__What needs to be done__. Wherever a line holds the string "Generate", copy that line.
* * *
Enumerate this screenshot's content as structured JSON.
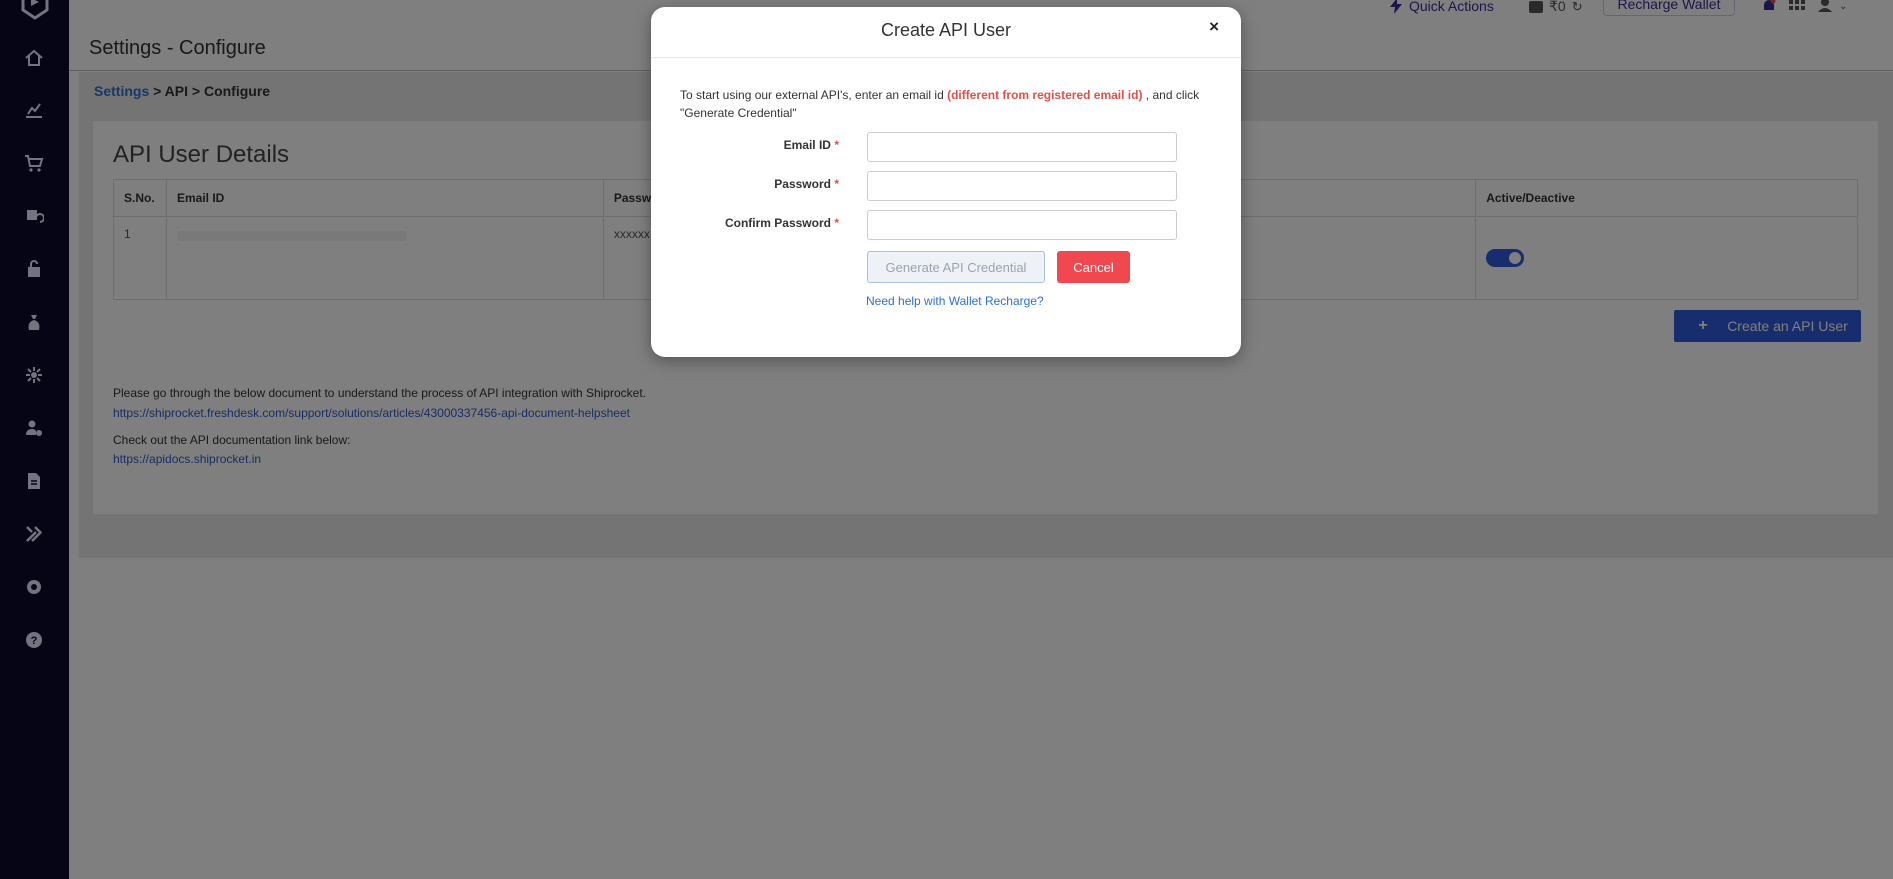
{
  "colors": {
    "sidebar_bg": "#0c0a2a",
    "accent_blue": "#2e5bdc",
    "danger": "#f0484f",
    "warning_text": "#e2504a"
  },
  "topbar": {
    "quick_actions": "Quick Actions",
    "wallet_balance": "₹0",
    "recharge_wallet": "Recharge Wallet"
  },
  "sidebar": {
    "items": [
      {
        "icon": "home-icon"
      },
      {
        "icon": "analytics-icon"
      },
      {
        "icon": "cart-icon"
      },
      {
        "icon": "returns-icon"
      },
      {
        "icon": "shipments-icon"
      },
      {
        "icon": "billing-icon"
      },
      {
        "icon": "channels-icon"
      },
      {
        "icon": "customers-icon"
      },
      {
        "icon": "reports-icon"
      },
      {
        "icon": "tools-icon"
      },
      {
        "icon": "settings-icon"
      },
      {
        "icon": "help-icon"
      }
    ]
  },
  "page": {
    "title": "Settings - Configure",
    "breadcrumb": {
      "settings": "Settings",
      "rest": " > API > Configure"
    },
    "card_title": "API User Details",
    "table": {
      "headers": [
        "S.No.",
        "Email ID",
        "Passwo",
        "Active/Deactive"
      ],
      "rows": [
        {
          "sno": "1",
          "password": "xxxxxx"
        }
      ]
    },
    "create_button": {
      "icon": "plus-icon",
      "label": "Create an API User"
    },
    "doc_text_1": "Please go through the below document to understand the process of API integration with Shiprocket.",
    "doc_link_1": "https://shiprocket.freshdesk.com/support/solutions/articles/43000337456-api-document-helpsheet",
    "doc_text_2": "Check out the API documentation link below:",
    "doc_link_2": "https://apidocs.shiprocket.in"
  },
  "modal": {
    "title": "Create API User",
    "close": "×",
    "intro_part1": "To start using our external API's, enter an email id ",
    "intro_warn": "(different from registered email id)",
    "intro_part2": " , and click \"Generate Credential\"",
    "required_mark": "*",
    "fields": {
      "email_label": "Email ID",
      "password_label": "Password",
      "confirm_label": "Confirm Password",
      "email_value": "",
      "password_value": "",
      "confirm_value": ""
    },
    "generate_button": "Generate API Credential",
    "cancel_button": "Cancel",
    "help_link": "Need help with Wallet Recharge?"
  }
}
* * *
__Result below__.
    "intro_part2": " , and click \"Generate Credential\"",
    "generate_button": "Generate API Credential",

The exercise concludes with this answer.